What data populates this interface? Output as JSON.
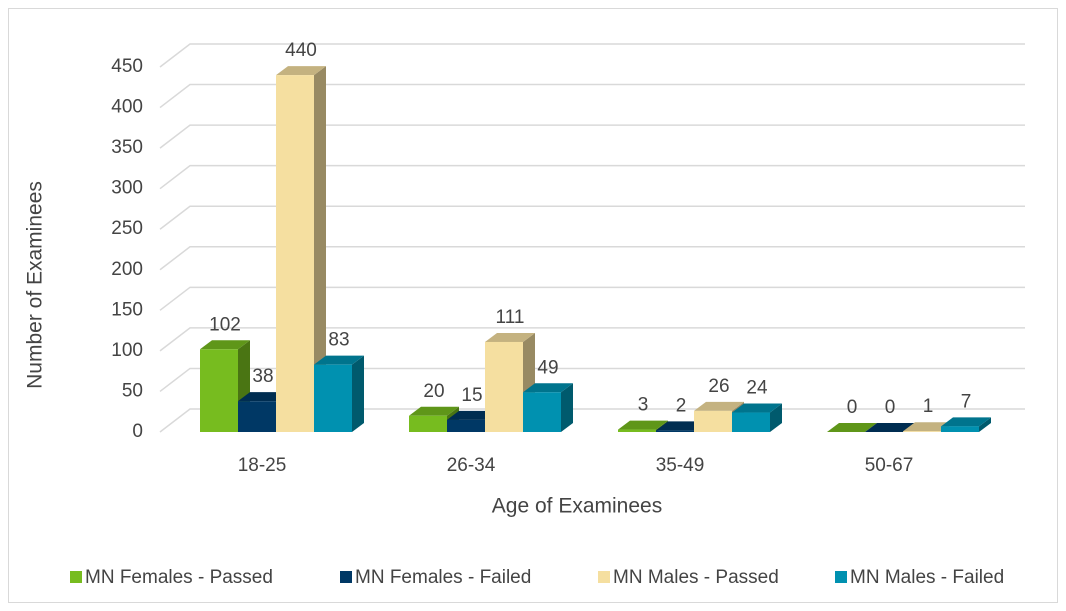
{
  "chart_data": {
    "type": "bar3d",
    "xlabel": "Age of Examinees",
    "ylabel": "Number of Examinees",
    "categories": [
      "18-25",
      "26-34",
      "35-49",
      "50-67"
    ],
    "series": [
      {
        "name": "MN Females - Passed",
        "color": "#77bc1f",
        "values": [
          102,
          20,
          3,
          0
        ]
      },
      {
        "name": "MN Females - Failed",
        "color": "#003865",
        "values": [
          38,
          15,
          2,
          0
        ]
      },
      {
        "name": "MN Males - Passed",
        "color": "#f5dfa0",
        "values": [
          440,
          111,
          26,
          1
        ]
      },
      {
        "name": "MN Males - Failed",
        "color": "#0091b0",
        "values": [
          83,
          49,
          24,
          7
        ]
      }
    ],
    "ylim": [
      0,
      450
    ],
    "yticks": [
      0,
      50,
      100,
      150,
      200,
      250,
      300,
      350,
      400,
      450
    ],
    "grid": true,
    "legend": "bottom"
  }
}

**BRIEF**
Write out the listing above again, exactly, but with no pictures in the copy.

**TASK OUTPUT**
What data populates this interface? Output as JSON.
{
  "chart_data": {
    "type": "bar3d",
    "xlabel": "Age of Examinees",
    "ylabel": "Number of Examinees",
    "categories": [
      "18-25",
      "26-34",
      "35-49",
      "50-67"
    ],
    "series": [
      {
        "name": "MN Females - Passed",
        "color": "#77bc1f",
        "values": [
          102,
          20,
          3,
          0
        ]
      },
      {
        "name": "MN Females - Failed",
        "color": "#003865",
        "values": [
          38,
          15,
          2,
          0
        ]
      },
      {
        "name": "MN Males - Passed",
        "color": "#f5dfa0",
        "values": [
          440,
          111,
          26,
          1
        ]
      },
      {
        "name": "MN Males - Failed",
        "color": "#0091b0",
        "values": [
          83,
          49,
          24,
          7
        ]
      }
    ],
    "ylim": [
      0,
      450
    ],
    "yticks": [
      0,
      50,
      100,
      150,
      200,
      250,
      300,
      350,
      400,
      450
    ],
    "grid": true,
    "legend": "bottom"
  }
}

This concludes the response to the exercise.